Identify the lines that contain the string "ends" and copy all of them.
### Entries supplied ###
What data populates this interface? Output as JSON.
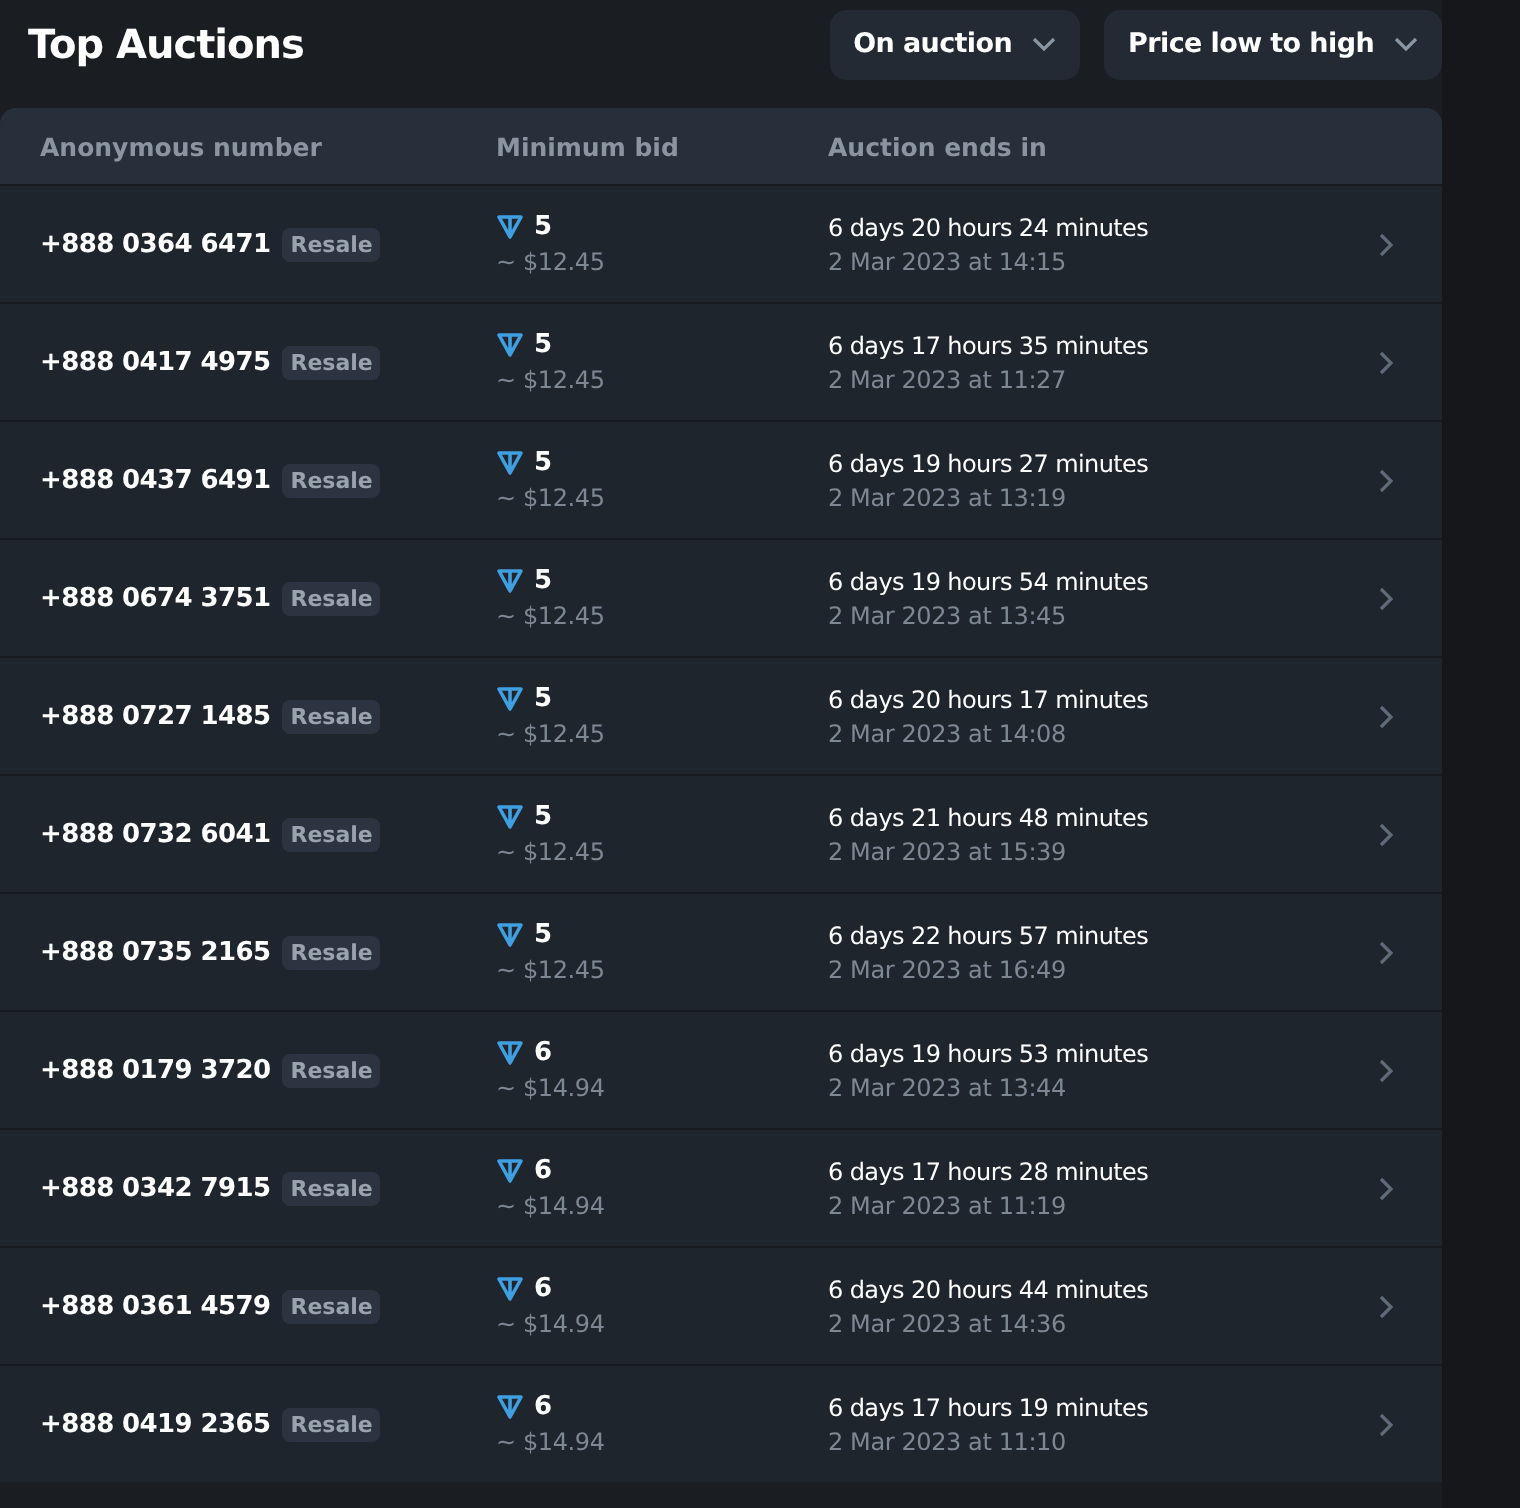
{
  "title": "Top Auctions",
  "filters": [
    {
      "label": "On auction"
    },
    {
      "label": "Price low to high"
    }
  ],
  "table": {
    "columns": [
      "Anonymous number",
      "Minimum bid",
      "Auction ends in"
    ],
    "rows": [
      {
        "number": "+888 0364 6471",
        "tag": "Resale",
        "bid": "5",
        "usd": "~ $12.45",
        "ends": "6 days 20 hours 24 minutes",
        "date": "2 Mar 2023 at 14:15"
      },
      {
        "number": "+888 0417 4975",
        "tag": "Resale",
        "bid": "5",
        "usd": "~ $12.45",
        "ends": "6 days 17 hours 35 minutes",
        "date": "2 Mar 2023 at 11:27"
      },
      {
        "number": "+888 0437 6491",
        "tag": "Resale",
        "bid": "5",
        "usd": "~ $12.45",
        "ends": "6 days 19 hours 27 minutes",
        "date": "2 Mar 2023 at 13:19"
      },
      {
        "number": "+888 0674 3751",
        "tag": "Resale",
        "bid": "5",
        "usd": "~ $12.45",
        "ends": "6 days 19 hours 54 minutes",
        "date": "2 Mar 2023 at 13:45"
      },
      {
        "number": "+888 0727 1485",
        "tag": "Resale",
        "bid": "5",
        "usd": "~ $12.45",
        "ends": "6 days 20 hours 17 minutes",
        "date": "2 Mar 2023 at 14:08"
      },
      {
        "number": "+888 0732 6041",
        "tag": "Resale",
        "bid": "5",
        "usd": "~ $12.45",
        "ends": "6 days 21 hours 48 minutes",
        "date": "2 Mar 2023 at 15:39"
      },
      {
        "number": "+888 0735 2165",
        "tag": "Resale",
        "bid": "5",
        "usd": "~ $12.45",
        "ends": "6 days 22 hours 57 minutes",
        "date": "2 Mar 2023 at 16:49"
      },
      {
        "number": "+888 0179 3720",
        "tag": "Resale",
        "bid": "6",
        "usd": "~ $14.94",
        "ends": "6 days 19 hours 53 minutes",
        "date": "2 Mar 2023 at 13:44"
      },
      {
        "number": "+888 0342 7915",
        "tag": "Resale",
        "bid": "6",
        "usd": "~ $14.94",
        "ends": "6 days 17 hours 28 minutes",
        "date": "2 Mar 2023 at 11:19"
      },
      {
        "number": "+888 0361 4579",
        "tag": "Resale",
        "bid": "6",
        "usd": "~ $14.94",
        "ends": "6 days 20 hours 44 minutes",
        "date": "2 Mar 2023 at 14:36"
      },
      {
        "number": "+888 0419 2365",
        "tag": "Resale",
        "bid": "6",
        "usd": "~ $14.94",
        "ends": "6 days 17 hours 19 minutes",
        "date": "2 Mar 2023 at 11:10"
      }
    ]
  }
}
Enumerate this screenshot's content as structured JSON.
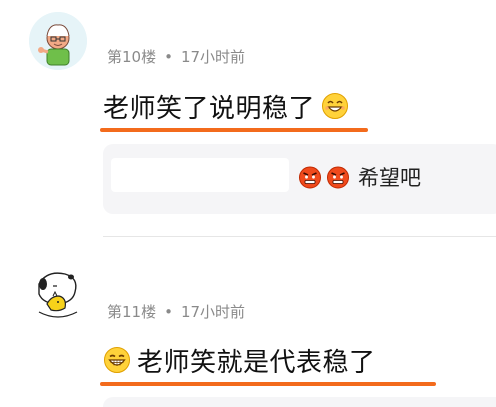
{
  "comments": [
    {
      "floor": "第10楼",
      "separator": "•",
      "time": "17小时前",
      "content": "老师笑了说明稳了",
      "content_emoji": "smile-emoji",
      "reply": {
        "emojis": [
          "angry-emoji",
          "angry-emoji"
        ],
        "text": "希望吧"
      }
    },
    {
      "floor": "第11楼",
      "separator": "•",
      "time": "17小时前",
      "content_emoji": "grin-emoji",
      "content": "老师笑就是代表稳了"
    }
  ],
  "colors": {
    "underline": "#f36b1c",
    "meta_text": "#8a8a8a",
    "reply_bg": "#f5f5f7"
  }
}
###
> **Exercise output**:
      "Auction ends in"
        "ends": "6 days 20 hours 24 minutes",
        "ends": "6 days 17 hours 35 minutes",
        "ends": "6 days 19 hours 27 minutes",
        "ends": "6 days 19 hours 54 minutes",
        "ends": "6 days 20 hours 17 minutes",
        "ends": "6 days 21 hours 48 minutes",
        "ends": "6 days 22 hours 57 minutes",
        "ends": "6 days 19 hours 53 minutes",
        "ends": "6 days 17 hours 28 minutes",
        "ends": "6 days 20 hours 44 minutes",
        "ends": "6 days 17 hours 19 minutes",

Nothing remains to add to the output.